Agora’s report reminds its readers that, in the early 1990s, the term “mask show,” meaning a police search carried out with backup from masked and armed special forces soldiers, came into common usage. Such searches were an effective means of coercing business partners and business rivals alike. Subsequently, the tool came to be used against the regime’s political opponents.

Recently, the practice of “serial” searches has been widespread. Thus, according to Leonid Volkov, head of Alexei Navalny’s presidential election campaign, police have raided the offices of the Anti-Corruption Foundation and Navalny’s regional campaign offices no less than 150 times. Police have raided the offices of Mikhail Khodorkovsky’s Open Russia around fifty times over three years. Agrora’s analysts note the most frequent targets of large-scale, systematic searches have been members of opposition organizations and Crimean Tatars.

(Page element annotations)
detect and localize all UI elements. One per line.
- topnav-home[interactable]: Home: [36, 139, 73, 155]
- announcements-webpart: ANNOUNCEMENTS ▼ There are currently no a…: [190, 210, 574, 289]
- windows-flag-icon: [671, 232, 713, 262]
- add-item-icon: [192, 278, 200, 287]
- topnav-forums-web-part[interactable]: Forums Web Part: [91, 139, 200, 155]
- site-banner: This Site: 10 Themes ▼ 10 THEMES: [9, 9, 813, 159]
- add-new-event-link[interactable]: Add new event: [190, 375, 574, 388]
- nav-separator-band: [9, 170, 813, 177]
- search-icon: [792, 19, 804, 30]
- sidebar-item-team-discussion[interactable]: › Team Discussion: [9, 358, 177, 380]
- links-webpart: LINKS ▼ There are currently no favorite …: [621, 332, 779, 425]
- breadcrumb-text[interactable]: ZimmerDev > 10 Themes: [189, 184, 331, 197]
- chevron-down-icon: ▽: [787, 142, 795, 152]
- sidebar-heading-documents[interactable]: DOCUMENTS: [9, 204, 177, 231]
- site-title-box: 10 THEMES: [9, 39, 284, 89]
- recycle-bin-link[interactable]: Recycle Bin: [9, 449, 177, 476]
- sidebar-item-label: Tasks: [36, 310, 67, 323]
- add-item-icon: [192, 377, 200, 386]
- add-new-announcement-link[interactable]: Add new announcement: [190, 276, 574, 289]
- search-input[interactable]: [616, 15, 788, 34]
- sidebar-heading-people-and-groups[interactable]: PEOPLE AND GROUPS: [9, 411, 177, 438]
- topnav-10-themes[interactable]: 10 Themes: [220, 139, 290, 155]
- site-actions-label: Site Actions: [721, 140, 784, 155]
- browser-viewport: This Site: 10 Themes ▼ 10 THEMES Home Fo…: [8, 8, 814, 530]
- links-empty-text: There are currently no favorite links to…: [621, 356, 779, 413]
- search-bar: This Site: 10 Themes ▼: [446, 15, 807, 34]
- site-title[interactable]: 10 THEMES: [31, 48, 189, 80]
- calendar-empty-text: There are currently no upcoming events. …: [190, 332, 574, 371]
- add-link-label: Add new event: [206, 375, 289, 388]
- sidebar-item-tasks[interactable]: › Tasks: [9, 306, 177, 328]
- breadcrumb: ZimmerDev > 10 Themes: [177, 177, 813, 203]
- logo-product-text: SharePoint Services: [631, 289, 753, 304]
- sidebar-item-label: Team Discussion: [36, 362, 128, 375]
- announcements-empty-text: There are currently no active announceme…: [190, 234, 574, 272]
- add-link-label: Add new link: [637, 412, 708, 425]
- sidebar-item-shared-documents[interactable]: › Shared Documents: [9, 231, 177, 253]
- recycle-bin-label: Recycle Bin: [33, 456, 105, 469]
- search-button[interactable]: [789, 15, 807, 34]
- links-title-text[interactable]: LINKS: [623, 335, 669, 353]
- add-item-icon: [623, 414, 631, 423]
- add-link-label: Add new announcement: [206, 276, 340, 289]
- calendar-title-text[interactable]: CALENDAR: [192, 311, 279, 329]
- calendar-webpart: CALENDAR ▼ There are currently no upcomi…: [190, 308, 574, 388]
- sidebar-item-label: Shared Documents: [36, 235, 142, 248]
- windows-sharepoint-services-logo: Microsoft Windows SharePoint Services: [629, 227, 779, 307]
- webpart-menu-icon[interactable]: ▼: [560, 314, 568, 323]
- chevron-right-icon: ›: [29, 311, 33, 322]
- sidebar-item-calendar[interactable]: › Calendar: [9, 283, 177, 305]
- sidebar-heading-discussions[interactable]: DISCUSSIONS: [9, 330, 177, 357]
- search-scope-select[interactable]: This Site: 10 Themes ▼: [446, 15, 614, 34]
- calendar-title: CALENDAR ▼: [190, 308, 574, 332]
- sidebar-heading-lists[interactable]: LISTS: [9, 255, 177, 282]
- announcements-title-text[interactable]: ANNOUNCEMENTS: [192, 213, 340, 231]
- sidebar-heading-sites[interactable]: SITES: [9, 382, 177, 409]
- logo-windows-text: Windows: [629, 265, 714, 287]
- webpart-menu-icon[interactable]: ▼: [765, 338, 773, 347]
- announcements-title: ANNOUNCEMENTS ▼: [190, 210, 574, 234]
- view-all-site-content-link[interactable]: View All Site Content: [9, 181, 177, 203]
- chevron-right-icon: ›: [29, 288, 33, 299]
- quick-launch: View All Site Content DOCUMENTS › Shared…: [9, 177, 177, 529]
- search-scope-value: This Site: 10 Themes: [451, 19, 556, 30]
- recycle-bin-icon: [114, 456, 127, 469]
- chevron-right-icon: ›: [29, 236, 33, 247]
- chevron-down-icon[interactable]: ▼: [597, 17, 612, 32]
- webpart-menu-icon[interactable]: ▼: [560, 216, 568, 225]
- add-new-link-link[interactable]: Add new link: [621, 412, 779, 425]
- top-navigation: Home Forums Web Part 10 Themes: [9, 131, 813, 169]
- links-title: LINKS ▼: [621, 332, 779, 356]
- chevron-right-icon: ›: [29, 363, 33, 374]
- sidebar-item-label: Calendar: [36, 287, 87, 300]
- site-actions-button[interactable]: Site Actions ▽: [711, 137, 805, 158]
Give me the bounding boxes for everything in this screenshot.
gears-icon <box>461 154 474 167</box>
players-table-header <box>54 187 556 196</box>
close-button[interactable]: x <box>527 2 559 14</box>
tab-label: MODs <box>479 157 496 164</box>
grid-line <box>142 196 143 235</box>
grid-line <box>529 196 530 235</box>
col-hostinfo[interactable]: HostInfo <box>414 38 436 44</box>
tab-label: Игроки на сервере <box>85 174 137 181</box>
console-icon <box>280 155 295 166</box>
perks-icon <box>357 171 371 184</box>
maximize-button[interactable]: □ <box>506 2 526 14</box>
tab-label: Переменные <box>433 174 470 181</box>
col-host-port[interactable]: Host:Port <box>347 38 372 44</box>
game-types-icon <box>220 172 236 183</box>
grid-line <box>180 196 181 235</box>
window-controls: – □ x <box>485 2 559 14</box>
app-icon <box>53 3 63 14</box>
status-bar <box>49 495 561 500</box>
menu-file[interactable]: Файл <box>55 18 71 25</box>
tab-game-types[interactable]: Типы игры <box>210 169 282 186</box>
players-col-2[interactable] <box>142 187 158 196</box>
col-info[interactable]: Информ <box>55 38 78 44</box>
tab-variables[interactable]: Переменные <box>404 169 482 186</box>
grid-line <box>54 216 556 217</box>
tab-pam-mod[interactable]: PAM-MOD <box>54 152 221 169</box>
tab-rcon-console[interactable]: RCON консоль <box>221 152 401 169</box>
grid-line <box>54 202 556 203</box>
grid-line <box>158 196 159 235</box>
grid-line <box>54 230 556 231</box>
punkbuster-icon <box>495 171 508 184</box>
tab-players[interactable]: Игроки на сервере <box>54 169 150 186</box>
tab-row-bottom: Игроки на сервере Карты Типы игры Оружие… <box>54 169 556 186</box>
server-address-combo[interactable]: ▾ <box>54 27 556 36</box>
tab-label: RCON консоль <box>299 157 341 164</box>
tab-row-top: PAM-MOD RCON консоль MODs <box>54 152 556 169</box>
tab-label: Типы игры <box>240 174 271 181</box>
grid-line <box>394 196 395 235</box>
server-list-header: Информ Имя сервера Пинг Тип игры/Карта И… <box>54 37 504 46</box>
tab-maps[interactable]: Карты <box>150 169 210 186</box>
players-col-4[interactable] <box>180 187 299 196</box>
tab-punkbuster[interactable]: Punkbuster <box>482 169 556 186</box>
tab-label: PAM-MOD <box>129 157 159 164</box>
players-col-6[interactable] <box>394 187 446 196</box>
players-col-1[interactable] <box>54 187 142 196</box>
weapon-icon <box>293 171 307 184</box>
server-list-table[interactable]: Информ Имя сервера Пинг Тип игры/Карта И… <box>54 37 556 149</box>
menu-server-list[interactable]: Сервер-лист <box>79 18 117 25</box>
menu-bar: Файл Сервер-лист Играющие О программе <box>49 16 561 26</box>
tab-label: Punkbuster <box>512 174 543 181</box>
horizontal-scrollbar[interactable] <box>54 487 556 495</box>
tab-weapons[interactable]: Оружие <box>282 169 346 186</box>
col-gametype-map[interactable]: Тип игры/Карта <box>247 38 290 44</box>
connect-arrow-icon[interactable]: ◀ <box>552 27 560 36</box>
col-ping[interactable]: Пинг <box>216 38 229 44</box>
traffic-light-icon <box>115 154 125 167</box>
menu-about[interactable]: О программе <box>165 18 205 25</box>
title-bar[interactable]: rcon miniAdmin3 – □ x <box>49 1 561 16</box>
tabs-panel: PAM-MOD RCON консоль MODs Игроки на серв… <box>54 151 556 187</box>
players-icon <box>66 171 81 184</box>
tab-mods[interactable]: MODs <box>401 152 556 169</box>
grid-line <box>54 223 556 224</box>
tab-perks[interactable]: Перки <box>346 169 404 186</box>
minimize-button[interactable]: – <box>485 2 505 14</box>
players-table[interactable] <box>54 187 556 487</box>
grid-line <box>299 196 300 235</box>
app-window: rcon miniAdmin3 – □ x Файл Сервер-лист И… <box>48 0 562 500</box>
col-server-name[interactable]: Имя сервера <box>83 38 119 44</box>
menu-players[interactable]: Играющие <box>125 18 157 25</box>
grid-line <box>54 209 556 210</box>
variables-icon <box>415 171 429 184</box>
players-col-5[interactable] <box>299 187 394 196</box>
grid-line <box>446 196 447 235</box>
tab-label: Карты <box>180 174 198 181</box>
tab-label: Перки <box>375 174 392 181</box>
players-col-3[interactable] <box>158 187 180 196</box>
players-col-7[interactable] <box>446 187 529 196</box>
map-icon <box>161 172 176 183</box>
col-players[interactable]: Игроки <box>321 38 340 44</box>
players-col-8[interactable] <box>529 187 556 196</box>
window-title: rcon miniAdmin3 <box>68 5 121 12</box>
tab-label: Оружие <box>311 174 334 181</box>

SHORT EXERCISE A:
Duplicate the stretch of the passage on police searches in Russia from "Agora’s report reminds" through "regime’s political opponents.".
SHORT EXERCISE B:
Answer these questions using the passage on police searches in Russia:
(i) What term came into common usage in the early 1990s for a police search backed by masked and armed special forces soldiers?
(ii) According to Leonid Volkov, how many times have police raided the offices of the Anti-Corruption Foundation and Navalny's regional campaign offices?
(iii) Around how many times have police raided the offices of Open Russia, and over what period?
SHORT EXERCISE C:
Extend the passage on police searches in Russia with the part that comes after its last sentence.

REPLY A:
Agora’s report reminds its readers that, in the early 1990s, the term “mask show,” meaning a police search carried out with backup from masked and armed special forces soldiers, came into common usage. Such searches were an effective means of coercing business partners and business rivals alike. Subsequently, the tool came to be used against the regime’s political opponents.

REPLY B:
(i) "Mask show."
(ii) No less than 150 times.
(iii) Around fifty times over three years.

REPLY C:
Another goal of police searches is the confiscation of electronic devices and subsequent unauthorized access to personal data, correspondence, and social media accounts. For example, during a June 2012 search of Alexei Navalny’s home, police seized a laptop, tablet computers, and mobile phone. Two weeks later, Navalny’s email and Twitter account were hacked.

In recent years, as Agora’s report underscores, police searches have been a vital element of campaigns against not only political opponents but also government officials. State-controlled national TV channels extensively covered searches in the homes of ex-regional governors Alexander Khoroshavin and Vyacheslav Gayzer, Federal Customs Service chief Andrei Belyaninov, and members of the Dagestani government.

Pavel Chikov, head of Agora, says they took an interest in the numbers of police searches after analyzing the state of privacy of correspondence and telephone conversations. If we recall that, on average, the courts have approved 98.35% of wiretapping warrants, we must admit judicial oversight in this area is illusory, and there is no privacy in Russia, claims Chikov.

Expanding the remit of law enforcement agencies to ever broader areas of daily life has transformed searches from investigative tools to signals broadcast by the regime and received by everyone involved in politics, government, and business, concurs political scientist Mikhail Vinogradov.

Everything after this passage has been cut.